Entries showing where elements appear:
============
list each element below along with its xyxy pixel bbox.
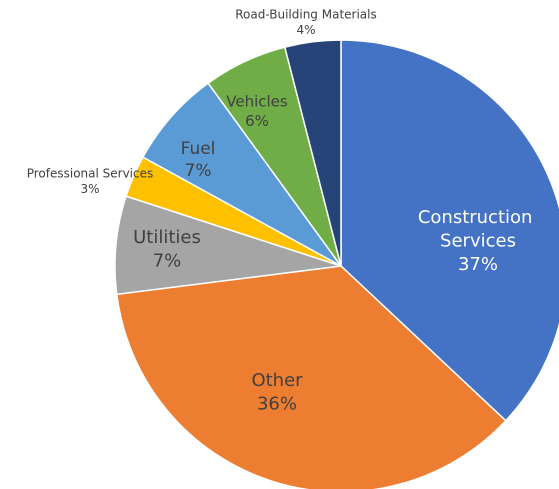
value-label: 36% (257, 393, 297, 414)
slice-label: Other (251, 370, 303, 391)
value-label: 7% (153, 250, 182, 271)
slice-label: Vehicles (226, 93, 288, 111)
slice-label: Professional Services (27, 167, 154, 181)
value-label: 7% (185, 161, 212, 181)
pie-slice (283, 39, 342, 267)
value-label: 4% (296, 23, 315, 37)
slice-label: Construction Services (418, 207, 538, 251)
value-label: 37% (458, 254, 498, 275)
pie-slice (115, 265, 507, 489)
value-label: 6% (245, 112, 269, 130)
slice-label: Fuel (181, 139, 216, 159)
value-label: 3% (80, 182, 99, 196)
slice-label: Road-Building Materials (235, 8, 377, 22)
slice-label: Utilities (133, 227, 201, 248)
pie-slice (340, 39, 559, 422)
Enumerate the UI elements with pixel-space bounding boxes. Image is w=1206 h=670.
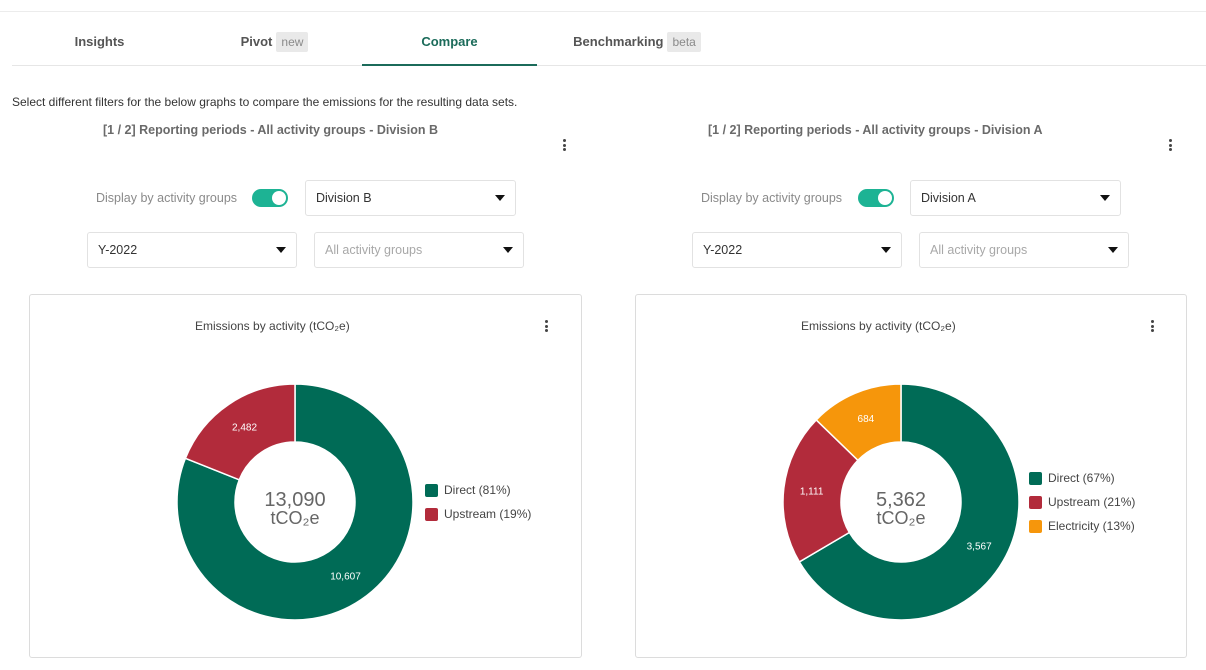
legend-label: Electricity (13%) bbox=[1048, 519, 1135, 533]
legend-label: Direct (81%) bbox=[444, 483, 511, 497]
caret-down-icon bbox=[1108, 247, 1118, 253]
donut-chart-right: 3,567 1,111 684 5,362 tCO₂e bbox=[782, 383, 1020, 621]
tab-compare[interactable]: Compare bbox=[362, 18, 537, 66]
donut-slice-direct[interactable] bbox=[798, 383, 1020, 621]
top-divider bbox=[0, 11, 1206, 12]
total-unit-right: tCO₂e bbox=[877, 508, 926, 528]
activity-group-select-left[interactable]: All activity groups bbox=[314, 232, 524, 268]
tab-insights[interactable]: Insights bbox=[12, 18, 187, 65]
tab-label: Pivot bbox=[240, 34, 273, 49]
legend-left: Direct (81%) Upstream (19%) bbox=[425, 478, 531, 526]
tab-pivot[interactable]: Pivot new bbox=[187, 18, 362, 65]
caret-down-icon bbox=[1100, 195, 1110, 201]
caret-down-icon bbox=[503, 247, 513, 253]
slice-value-label: 684 bbox=[858, 414, 875, 425]
tab-label: Compare bbox=[421, 33, 478, 49]
slice-value-label: 3,567 bbox=[967, 542, 992, 553]
legend-swatch bbox=[425, 483, 438, 497]
caret-down-icon bbox=[495, 195, 505, 201]
chart-card-right: Emissions by activity (tCO₂e) 3,567 1,111… bbox=[635, 294, 1187, 658]
donut-slice-electricity[interactable] bbox=[815, 383, 902, 462]
activity-group-select-right[interactable]: All activity groups bbox=[919, 232, 1129, 268]
intro-text: Select different filters for the below g… bbox=[12, 95, 518, 109]
legend-item-direct[interactable]: Direct (67%) bbox=[1029, 466, 1135, 490]
toggle-label-left: Display by activity groups bbox=[96, 191, 238, 205]
legend-label: Direct (67%) bbox=[1048, 471, 1115, 485]
chart-title-left: Emissions by activity (tCO₂e) bbox=[195, 319, 350, 333]
chart-card-left: Emissions by activity (tCO₂e) 10,607 2,48… bbox=[29, 294, 582, 658]
legend-right: Direct (67%) Upstream (21%) Electricity (1… bbox=[1029, 466, 1135, 538]
donut-slice-upstream[interactable] bbox=[184, 383, 296, 481]
total-unit-left: tCO₂e bbox=[271, 508, 320, 528]
caret-down-icon bbox=[276, 247, 286, 253]
chart-menu-left-icon[interactable] bbox=[541, 318, 551, 334]
activity-group-placeholder: All activity groups bbox=[930, 243, 1028, 257]
slice-value-label: 10,607 bbox=[330, 571, 361, 582]
tab-label: Insights bbox=[74, 34, 125, 49]
activity-group-placeholder: All activity groups bbox=[325, 243, 423, 257]
panel-menu-right-icon[interactable] bbox=[1165, 137, 1175, 153]
tab-label: Benchmarking bbox=[573, 34, 664, 49]
period-value: Y-2022 bbox=[703, 243, 743, 257]
panel-menu-left-icon[interactable] bbox=[559, 137, 569, 153]
legend-swatch bbox=[1029, 471, 1042, 485]
new-badge: new bbox=[276, 31, 309, 52]
period-select-left[interactable]: Y-2022 bbox=[87, 232, 297, 268]
legend-label: Upstream (19%) bbox=[444, 507, 532, 521]
legend-item-upstream[interactable]: Upstream (21%) bbox=[1029, 490, 1135, 514]
legend-swatch bbox=[425, 507, 438, 521]
legend-label: Upstream (21%) bbox=[1048, 495, 1136, 509]
donut-chart-left: 10,607 2,482 13,090 tCO₂e bbox=[176, 383, 414, 621]
activity-groups-toggle-right[interactable] bbox=[858, 189, 894, 207]
legend-item-upstream[interactable]: Upstream (19%) bbox=[425, 502, 531, 526]
legend-swatch bbox=[1029, 519, 1042, 533]
division-value: Division B bbox=[316, 191, 372, 205]
legend-swatch bbox=[1029, 495, 1042, 509]
donut-slice-direct[interactable] bbox=[176, 383, 414, 621]
total-value-left: 13,090 bbox=[264, 489, 325, 511]
division-value: Division A bbox=[921, 191, 976, 205]
period-value: Y-2022 bbox=[98, 243, 138, 257]
division-select-left[interactable]: Division B bbox=[305, 180, 516, 216]
legend-item-direct[interactable]: Direct (81%) bbox=[425, 478, 531, 502]
legend-item-electricity[interactable]: Electricity (13%) bbox=[1029, 514, 1135, 538]
caret-down-icon bbox=[881, 247, 891, 253]
tab-bar: Insights Pivot new Compare Benchmarking … bbox=[12, 18, 1206, 66]
slice-value-label: 2,482 bbox=[232, 423, 257, 434]
chart-title-right: Emissions by activity (tCO₂e) bbox=[801, 319, 956, 333]
panel-title-left: [1 / 2] Reporting periods - All activity… bbox=[103, 123, 438, 137]
slice-value-label: 1,111 bbox=[800, 486, 824, 497]
period-select-right[interactable]: Y-2022 bbox=[692, 232, 902, 268]
tab-benchmarking[interactable]: Benchmarking beta bbox=[537, 18, 737, 65]
activity-groups-toggle-left[interactable] bbox=[252, 189, 288, 207]
toggle-label-right: Display by activity groups bbox=[701, 191, 843, 205]
chart-menu-right-icon[interactable] bbox=[1147, 318, 1157, 334]
panel-title-right: [1 / 2] Reporting periods - All activity… bbox=[708, 123, 1043, 137]
total-value-right: 5,362 bbox=[876, 489, 926, 511]
division-select-right[interactable]: Division A bbox=[910, 180, 1121, 216]
beta-badge: beta bbox=[667, 31, 701, 52]
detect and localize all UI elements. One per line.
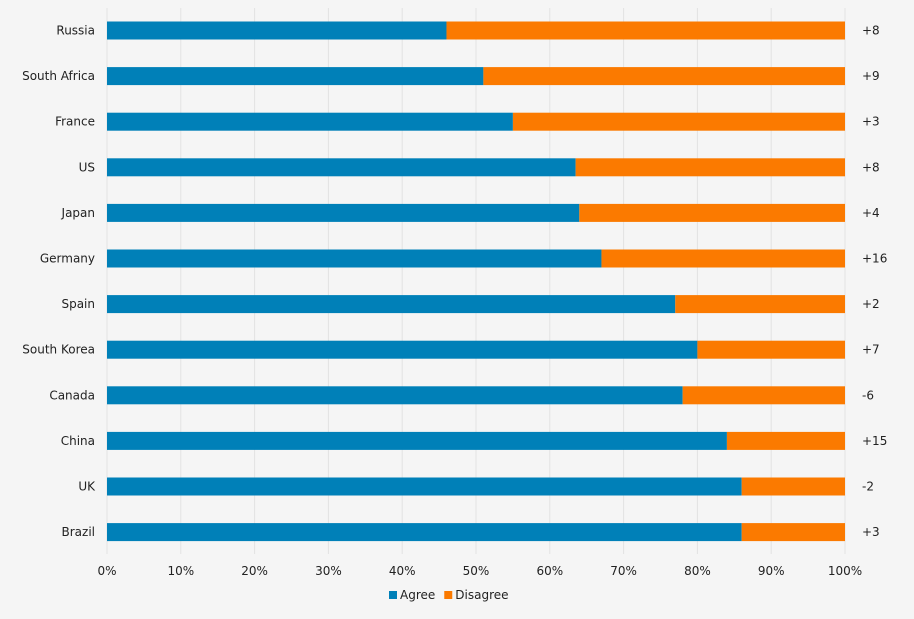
difference-label: +16 xyxy=(862,252,887,266)
x-tick-label: 100% xyxy=(828,564,862,578)
difference-label: +8 xyxy=(862,24,880,38)
bar-agree xyxy=(107,386,683,405)
bar-disagree xyxy=(697,340,845,359)
bar-agree xyxy=(107,249,602,268)
bar-agree xyxy=(107,112,513,131)
bar-disagree xyxy=(579,203,845,222)
bar-agree xyxy=(107,21,447,40)
bar-agree xyxy=(107,477,742,496)
x-tick-label: 30% xyxy=(315,564,342,578)
difference-label: +9 xyxy=(862,69,880,83)
x-axis-ticks: 0% 10% 20% 30% 40% 50% 60% 70% 80% 90% 100% xyxy=(97,564,862,578)
bar-agree xyxy=(107,158,576,177)
legend-label: Agree xyxy=(400,588,435,602)
difference-label: +15 xyxy=(862,434,887,448)
difference-label: +2 xyxy=(862,297,880,311)
category-label: Brazil xyxy=(62,525,96,539)
category-label: South Africa xyxy=(22,69,95,83)
bar-disagree xyxy=(512,112,845,131)
difference-label: +8 xyxy=(862,160,880,174)
category-label: South Korea xyxy=(22,343,95,357)
bar-disagree xyxy=(446,21,845,40)
legend: Agree Disagree xyxy=(389,588,509,602)
difference-label: +3 xyxy=(862,115,880,129)
bar-disagree xyxy=(483,67,845,86)
bar-agree xyxy=(107,295,676,314)
x-tick-label: 40% xyxy=(389,564,416,578)
legend-swatch xyxy=(389,591,397,599)
category-labels: Russia South Africa France US Japan Germany Sp… xyxy=(22,24,96,540)
difference-label: +4 xyxy=(862,206,880,220)
category-label: US xyxy=(79,160,95,174)
category-label: Canada xyxy=(49,388,95,402)
bar-disagree xyxy=(575,158,845,177)
bar-agree xyxy=(107,523,742,542)
category-label: France xyxy=(55,115,95,129)
difference-label: -2 xyxy=(862,480,874,494)
category-label: Japan xyxy=(61,206,95,220)
bar-disagree xyxy=(682,386,845,405)
bar-agree xyxy=(107,340,698,359)
x-tick-label: 20% xyxy=(241,564,268,578)
bar-disagree xyxy=(741,477,845,496)
category-label: Spain xyxy=(61,297,95,311)
category-label: Russia xyxy=(56,24,95,38)
x-tick-label: 50% xyxy=(463,564,490,578)
difference-label: +7 xyxy=(862,343,880,357)
category-label: Germany xyxy=(40,252,95,266)
category-label: UK xyxy=(78,480,96,494)
bar-agree xyxy=(107,203,580,222)
bar-disagree xyxy=(726,431,845,450)
x-tick-label: 70% xyxy=(610,564,637,578)
bars xyxy=(107,21,845,542)
bar-agree xyxy=(107,431,727,450)
category-label: China xyxy=(61,434,95,448)
bar-disagree xyxy=(741,523,845,542)
difference-label: +3 xyxy=(862,525,880,539)
difference-label: -6 xyxy=(862,388,874,402)
legend-swatch xyxy=(444,591,453,599)
grid-lines xyxy=(106,8,846,554)
bar-disagree xyxy=(601,249,845,268)
legend-label: Disagree xyxy=(455,588,508,602)
x-tick-label: 90% xyxy=(758,564,785,578)
x-tick-label: 80% xyxy=(684,564,711,578)
x-tick-label: 0% xyxy=(97,564,116,578)
x-tick-label: 60% xyxy=(536,564,563,578)
x-tick-label: 10% xyxy=(167,564,194,578)
bar-agree xyxy=(107,67,484,86)
difference-labels: +8 +9 +3 +8 +4 +16 +2 +7 -6 +15 -2 +3 xyxy=(862,24,887,540)
bar-disagree xyxy=(675,295,845,314)
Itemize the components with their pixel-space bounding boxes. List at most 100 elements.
============
OBJECTIVE
Edit the entries, starting at the line that has "legend-label: Electricity (13%)" and stopping after the line that has "tab-compare[interactable]: Compare bbox=[362, 18, 537, 66]", so that "Electricity" becomes "Power" and nothing else changes. Give back only those lines.

RESPONSE TO THIS TASK
legend-label: Power (13%) bbox=[1048, 519, 1135, 533]
legend-label: Direct (81%) bbox=[444, 483, 511, 497]
caret-down-icon bbox=[1108, 247, 1118, 253]
donut-chart-right: 3,567 1,111 684 5,362 tCO₂e bbox=[782, 383, 1020, 621]
tab-compare[interactable]: Compare bbox=[362, 18, 537, 66]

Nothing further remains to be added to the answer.